Data records
################

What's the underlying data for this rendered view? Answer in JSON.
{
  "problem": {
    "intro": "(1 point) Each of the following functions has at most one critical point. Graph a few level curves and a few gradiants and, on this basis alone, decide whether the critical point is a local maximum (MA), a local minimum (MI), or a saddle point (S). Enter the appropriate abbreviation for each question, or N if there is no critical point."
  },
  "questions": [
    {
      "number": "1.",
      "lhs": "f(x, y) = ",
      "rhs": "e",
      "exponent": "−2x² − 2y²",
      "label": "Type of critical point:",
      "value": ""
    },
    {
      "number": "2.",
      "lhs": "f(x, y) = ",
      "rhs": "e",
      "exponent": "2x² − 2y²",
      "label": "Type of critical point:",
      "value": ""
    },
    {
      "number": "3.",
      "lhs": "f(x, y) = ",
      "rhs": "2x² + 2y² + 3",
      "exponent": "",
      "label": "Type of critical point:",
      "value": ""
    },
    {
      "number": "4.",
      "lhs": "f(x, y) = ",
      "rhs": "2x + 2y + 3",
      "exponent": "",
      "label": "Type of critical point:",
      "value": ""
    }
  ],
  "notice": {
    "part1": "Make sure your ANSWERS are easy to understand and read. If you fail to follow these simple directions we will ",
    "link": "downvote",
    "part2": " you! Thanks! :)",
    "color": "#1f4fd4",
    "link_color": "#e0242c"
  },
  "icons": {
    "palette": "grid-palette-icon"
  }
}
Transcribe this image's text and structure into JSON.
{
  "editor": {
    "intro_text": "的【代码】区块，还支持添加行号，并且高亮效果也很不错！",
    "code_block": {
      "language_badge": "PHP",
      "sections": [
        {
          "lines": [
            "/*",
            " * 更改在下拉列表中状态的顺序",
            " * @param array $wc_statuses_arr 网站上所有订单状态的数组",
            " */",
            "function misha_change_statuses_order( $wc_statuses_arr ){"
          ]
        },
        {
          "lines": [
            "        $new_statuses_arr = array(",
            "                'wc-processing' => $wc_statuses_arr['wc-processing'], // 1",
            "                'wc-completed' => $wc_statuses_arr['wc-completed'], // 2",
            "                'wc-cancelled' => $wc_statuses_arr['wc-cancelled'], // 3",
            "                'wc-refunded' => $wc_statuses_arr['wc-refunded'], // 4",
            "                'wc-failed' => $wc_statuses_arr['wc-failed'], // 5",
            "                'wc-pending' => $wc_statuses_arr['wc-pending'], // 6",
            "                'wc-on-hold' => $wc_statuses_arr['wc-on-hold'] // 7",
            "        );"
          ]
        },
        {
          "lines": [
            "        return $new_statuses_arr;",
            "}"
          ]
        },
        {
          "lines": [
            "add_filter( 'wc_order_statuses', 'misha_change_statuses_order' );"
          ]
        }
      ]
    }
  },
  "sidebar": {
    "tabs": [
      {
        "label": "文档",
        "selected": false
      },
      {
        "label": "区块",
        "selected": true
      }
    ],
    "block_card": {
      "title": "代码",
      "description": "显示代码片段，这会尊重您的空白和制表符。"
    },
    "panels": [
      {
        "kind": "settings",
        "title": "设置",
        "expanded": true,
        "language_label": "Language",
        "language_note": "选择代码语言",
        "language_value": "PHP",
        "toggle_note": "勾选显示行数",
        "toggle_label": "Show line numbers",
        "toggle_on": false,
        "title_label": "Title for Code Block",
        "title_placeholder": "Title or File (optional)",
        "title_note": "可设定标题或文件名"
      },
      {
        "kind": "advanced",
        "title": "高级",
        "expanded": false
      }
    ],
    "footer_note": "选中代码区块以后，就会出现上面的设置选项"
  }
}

################

• **WHAT IS ASKED**: Retype the data in full and match it exactly.

• **SOLUTION FOR THIS TASK**:
What's the underlying data for this rendered view? Answer in JSON.
{
  "problem": {
    "intro": "(1 point) Each of the following functions has at most one critical point. Graph a few level curves and a few gradiants and, on this basis alone, decide whether the critical point is a local maximum (MA), a local minimum (MI), or a saddle point (S). Enter the appropriate abbreviation for each question, or N if there is no critical point."
  },
  "questions": [
    {
      "number": "1.",
      "lhs": "f(x, y) = ",
      "rhs": "e",
      "exponent": "−2x² − 2y²",
      "label": "Type of critical point:",
      "value": ""
    },
    {
      "number": "2.",
      "lhs": "f(x, y) = ",
      "rhs": "e",
      "exponent": "2x² − 2y²",
      "label": "Type of critical point:",
      "value": ""
    },
    {
      "number": "3.",
      "lhs": "f(x, y) = ",
      "rhs": "2x² + 2y² + 3",
      "exponent": "",
      "label": "Type of critical point:",
      "value": ""
    },
    {
      "number": "4.",
      "lhs": "f(x, y) = ",
      "rhs": "2x + 2y + 3",
      "exponent": "",
      "label": "Type of critical point:",
      "value": ""
    }
  ],
  "notice": {
    "part1": "Make sure your ANSWERS are easy to understand and read. If you fail to follow these simple directions we will ",
    "link": "downvote",
    "part2": " you! Thanks! :)",
    "color": "#1f4fd4",
    "link_color": "#e0242c"
  },
  "icons": {
    "palette": "grid-palette-icon"
  }
}
Transcribe this image's text and structure into JSON.
{
  "editor": {
    "intro_text": "的【代码】区块，还支持添加行号，并且高亮效果也很不错！",
    "code_block": {
      "language_badge": "PHP",
      "sections": [
        {
          "lines": [
            "/*",
            " * 更改在下拉列表中状态的顺序",
            " * @param array $wc_statuses_arr 网站上所有订单状态的数组",
            " */",
            "function misha_change_statuses_order( $wc_statuses_arr ){"
          ]
        },
        {
          "lines": [
            "        $new_statuses_arr = array(",
            "                'wc-processing' => $wc_statuses_arr['wc-processing'], // 1",
            "                'wc-completed' => $wc_statuses_arr['wc-completed'], // 2",
            "                'wc-cancelled' => $wc_statuses_arr['wc-cancelled'], // 3",
            "                'wc-refunded' => $wc_statuses_arr['wc-refunded'], // 4",
            "                'wc-failed' => $wc_statuses_arr['wc-failed'], // 5",
            "                'wc-pending' => $wc_statuses_arr['wc-pending'], // 6",
            "                'wc-on-hold' => $wc_statuses_arr['wc-on-hold'] // 7",
            "        );"
          ]
        },
        {
          "lines": [
            "        return $new_statuses_arr;",
            "}"
          ]
        },
        {
          "lines": [
            "add_filter( 'wc_order_statuses', 'misha_change_statuses_order' );"
          ]
        }
      ]
    }
  },
  "sidebar": {
    "tabs": [
      {
        "label": "文档",
        "selected": false
      },
      {
        "label": "区块",
        "selected": true
      }
    ],
    "block_card": {
      "title": "代码",
      "description": "显示代码片段，这会尊重您的空白和制表符。"
    },
    "panels": [
      {
        "kind": "settings",
        "title": "设置",
        "expanded": true,
        "language_label": "Language",
        "language_note": "选择代码语言",
        "language_value": "PHP",
        "toggle_note": "勾选显示行数",
        "toggle_label": "Show line numbers",
        "toggle_on": false,
        "title_label": "Title for Code Block",
        "title_placeholder": "Title or File (optional)",
        "title_note": "可设定标题或文件名"
      },
      {
        "kind": "advanced",
        "title": "高级",
        "expanded": false
      }
    ],
    "footer_note": "选中代码区块以后，就会出现上面的设置选项"
  }
}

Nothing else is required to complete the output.